▸ **Problem statement**:
Print the entries in full, word for word, but not the pictures.

▸ **Items**:
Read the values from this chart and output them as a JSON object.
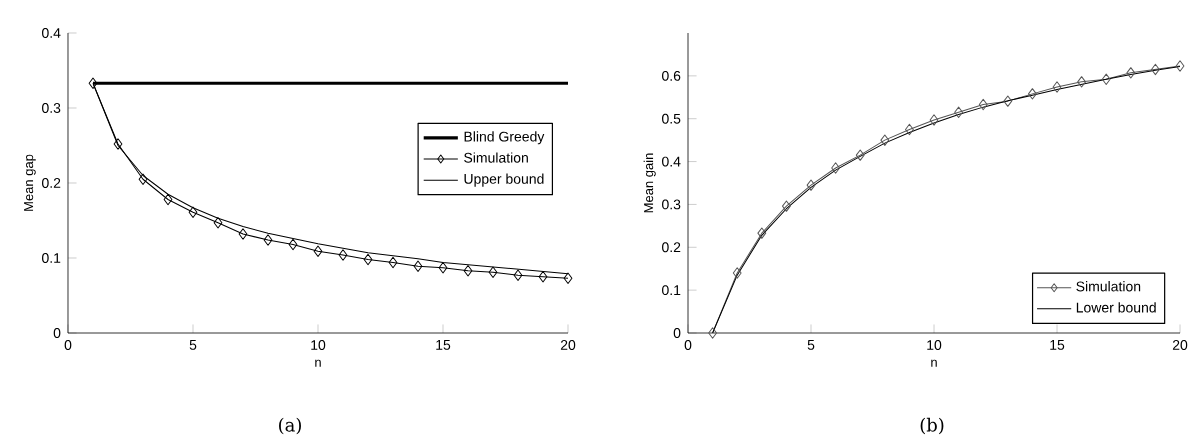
{
  "chart_data": [
    {
      "type": "line",
      "xlabel": "n",
      "ylabel": "Mean gap",
      "xlim": [
        0,
        20
      ],
      "ylim": [
        0,
        0.4
      ],
      "xticks": [
        0,
        5,
        10,
        15,
        20
      ],
      "yticks": [
        0,
        0.1,
        0.2,
        0.3,
        0.4
      ],
      "legend": "right",
      "grid": false,
      "annotations": [
        "(a)"
      ],
      "x": [
        1,
        2,
        3,
        4,
        5,
        6,
        7,
        8,
        9,
        10,
        11,
        12,
        13,
        14,
        15,
        16,
        17,
        18,
        19,
        20
      ],
      "series": [
        {
          "name": "Blind Greedy",
          "color": "#000000",
          "x": [
            1,
            20
          ],
          "values": [
            0.333,
            0.333
          ]
        },
        {
          "name": "Simulation",
          "color": "#000000",
          "marker": "diamond",
          "values": [
            0.333,
            0.252,
            0.205,
            0.178,
            0.161,
            0.147,
            0.132,
            0.124,
            0.118,
            0.109,
            0.104,
            0.098,
            0.094,
            0.089,
            0.087,
            0.083,
            0.081,
            0.077,
            0.075,
            0.073
          ]
        },
        {
          "name": "Upper bound",
          "color": "#000000",
          "marker": "none",
          "values": [
            0.333,
            0.25,
            0.21,
            0.185,
            0.167,
            0.153,
            0.142,
            0.133,
            0.126,
            0.119,
            0.113,
            0.107,
            0.103,
            0.099,
            0.094,
            0.091,
            0.088,
            0.085,
            0.082,
            0.079
          ]
        }
      ]
    },
    {
      "type": "line",
      "xlabel": "n",
      "ylabel": "Mean gain",
      "xlim": [
        0,
        20
      ],
      "ylim": [
        0,
        0.7
      ],
      "xticks": [
        0,
        5,
        10,
        15,
        20
      ],
      "yticks": [
        0,
        0.1,
        0.2,
        0.3,
        0.4,
        0.5,
        0.6
      ],
      "legend": "bottom right",
      "grid": false,
      "annotations": [
        "(b)"
      ],
      "x": [
        1,
        2,
        3,
        4,
        5,
        6,
        7,
        8,
        9,
        10,
        11,
        12,
        13,
        14,
        15,
        16,
        17,
        18,
        19,
        20
      ],
      "series": [
        {
          "name": "Simulation",
          "color": "#555555",
          "marker": "diamond",
          "values": [
            0,
            0.14,
            0.233,
            0.296,
            0.345,
            0.385,
            0.415,
            0.45,
            0.475,
            0.497,
            0.515,
            0.533,
            0.541,
            0.558,
            0.574,
            0.586,
            0.592,
            0.607,
            0.615,
            0.623
          ]
        },
        {
          "name": "Lower bound",
          "color": "#000000",
          "marker": "none",
          "values": [
            0,
            0.135,
            0.228,
            0.29,
            0.34,
            0.38,
            0.412,
            0.443,
            0.468,
            0.49,
            0.51,
            0.527,
            0.542,
            0.555,
            0.568,
            0.58,
            0.592,
            0.603,
            0.613,
            0.622
          ]
        }
      ]
    }
  ]
}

▸ **Task solution**:
Read the values from this chart and output them as a JSON object.
{
  "chart_data": [
    {
      "type": "line",
      "xlabel": "n",
      "ylabel": "Mean gap",
      "xlim": [
        0,
        20
      ],
      "ylim": [
        0,
        0.4
      ],
      "xticks": [
        0,
        5,
        10,
        15,
        20
      ],
      "yticks": [
        0,
        0.1,
        0.2,
        0.3,
        0.4
      ],
      "legend": "right",
      "grid": false,
      "annotations": [
        "(a)"
      ],
      "x": [
        1,
        2,
        3,
        4,
        5,
        6,
        7,
        8,
        9,
        10,
        11,
        12,
        13,
        14,
        15,
        16,
        17,
        18,
        19,
        20
      ],
      "series": [
        {
          "name": "Blind Greedy",
          "color": "#000000",
          "x": [
            1,
            20
          ],
          "values": [
            0.333,
            0.333
          ]
        },
        {
          "name": "Simulation",
          "color": "#000000",
          "marker": "diamond",
          "values": [
            0.333,
            0.252,
            0.205,
            0.178,
            0.161,
            0.147,
            0.132,
            0.124,
            0.118,
            0.109,
            0.104,
            0.098,
            0.094,
            0.089,
            0.087,
            0.083,
            0.081,
            0.077,
            0.075,
            0.073
          ]
        },
        {
          "name": "Upper bound",
          "color": "#000000",
          "marker": "none",
          "values": [
            0.333,
            0.25,
            0.21,
            0.185,
            0.167,
            0.153,
            0.142,
            0.133,
            0.126,
            0.119,
            0.113,
            0.107,
            0.103,
            0.099,
            0.094,
            0.091,
            0.088,
            0.085,
            0.082,
            0.079
          ]
        }
      ]
    },
    {
      "type": "line",
      "xlabel": "n",
      "ylabel": "Mean gain",
      "xlim": [
        0,
        20
      ],
      "ylim": [
        0,
        0.7
      ],
      "xticks": [
        0,
        5,
        10,
        15,
        20
      ],
      "yticks": [
        0,
        0.1,
        0.2,
        0.3,
        0.4,
        0.5,
        0.6
      ],
      "legend": "bottom right",
      "grid": false,
      "annotations": [
        "(b)"
      ],
      "x": [
        1,
        2,
        3,
        4,
        5,
        6,
        7,
        8,
        9,
        10,
        11,
        12,
        13,
        14,
        15,
        16,
        17,
        18,
        19,
        20
      ],
      "series": [
        {
          "name": "Simulation",
          "color": "#555555",
          "marker": "diamond",
          "values": [
            0,
            0.14,
            0.233,
            0.296,
            0.345,
            0.385,
            0.415,
            0.45,
            0.475,
            0.497,
            0.515,
            0.533,
            0.541,
            0.558,
            0.574,
            0.586,
            0.592,
            0.607,
            0.615,
            0.623
          ]
        },
        {
          "name": "Lower bound",
          "color": "#000000",
          "marker": "none",
          "values": [
            0,
            0.135,
            0.228,
            0.29,
            0.34,
            0.38,
            0.412,
            0.443,
            0.468,
            0.49,
            0.51,
            0.527,
            0.542,
            0.555,
            0.568,
            0.58,
            0.592,
            0.603,
            0.613,
            0.622
          ]
        }
      ]
    }
  ]
}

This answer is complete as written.